### [WRITTEN REQUEST]
Your task is to repeat the entries exactly. Leave the pictures out.

### [DATA FOR THIS TASK]
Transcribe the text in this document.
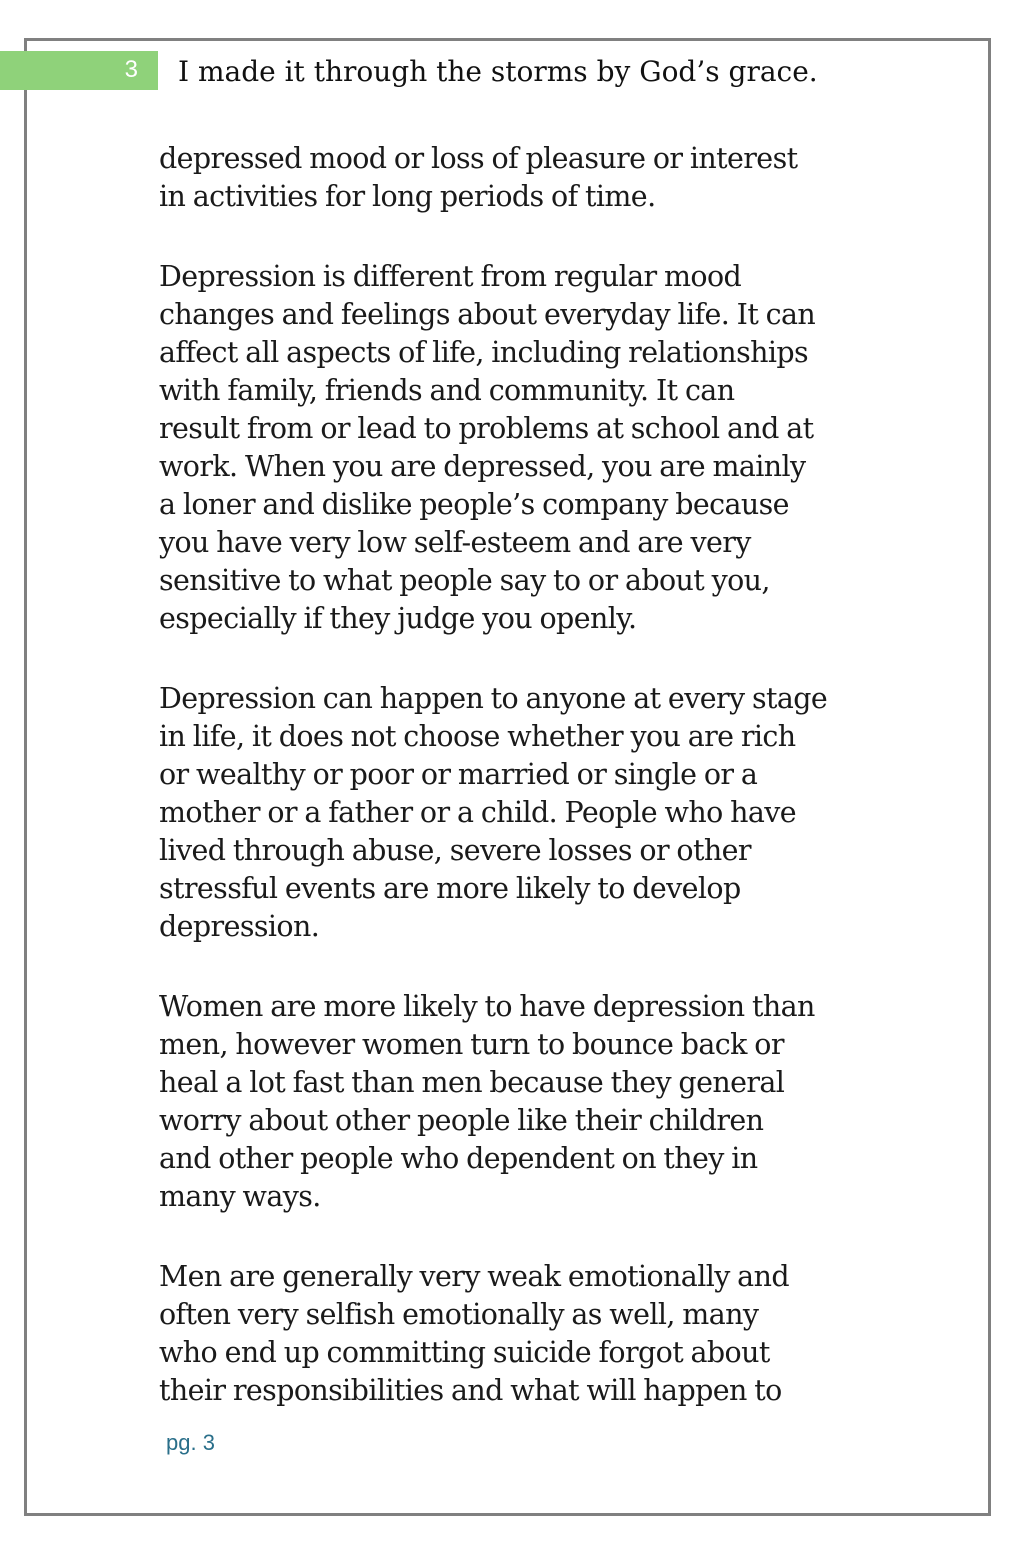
3 I made it through the storms by God’s grace.

depressed mood or loss of pleasure or interest
in activities for long periods of time.

Depression is different from regular mood
changes and feelings about everyday life. It can
affect all aspects of life, including relationships
with family, friends and community. It can
result from or lead to problems at school and at
work. When you are depressed, you are mainly
a loner and dislike people’s company because
you have very low self-esteem and are very
sensitive to what people say to or about you,
especially if they judge you openly.

Depression can happen to anyone at every stage
in life, it does not choose whether you are rich
or wealthy or poor or married or single or a
mother or a father or a child. People who have
lived through abuse, severe losses or other
stressful events are more likely to develop
depression.

Women are more likely to have depression than
men, however women turn to bounce back or
heal a lot fast than men because they general
worry about other people like their children
and other people who dependent on they in
many ways.

Men are generally very weak emotionally and
often very selfish emotionally as well, many
who end up committing suicide forgot about
their responsibilities and what will happen to

pg. 3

### [WRITTEN REPLY]
Transcribe the text in this document.
3 I made it through the storms by God’s grace.

depressed mood or loss of pleasure or interest
in activities for long periods of time.

Depression is different from regular mood
changes and feelings about everyday life. It can
affect all aspects of life, including relationships
with family, friends and community. It can
result from or lead to problems at school and at
work. When you are depressed, you are mainly
a loner and dislike people’s company because
you have very low self-esteem and are very
sensitive to what people say to or about you,
especially if they judge you openly.

Depression can happen to anyone at every stage
in life, it does not choose whether you are rich
or wealthy or poor or married or single or a
mother or a father or a child. People who have
lived through abuse, severe losses or other
stressful events are more likely to develop
depression.

Women are more likely to have depression than
men, however women turn to bounce back or
heal a lot fast than men because they general
worry about other people like their children
and other people who dependent on they in
many ways.

Men are generally very weak emotionally and
often very selfish emotionally as well, many
who end up committing suicide forgot about
their responsibilities and what will happen to

pg. 3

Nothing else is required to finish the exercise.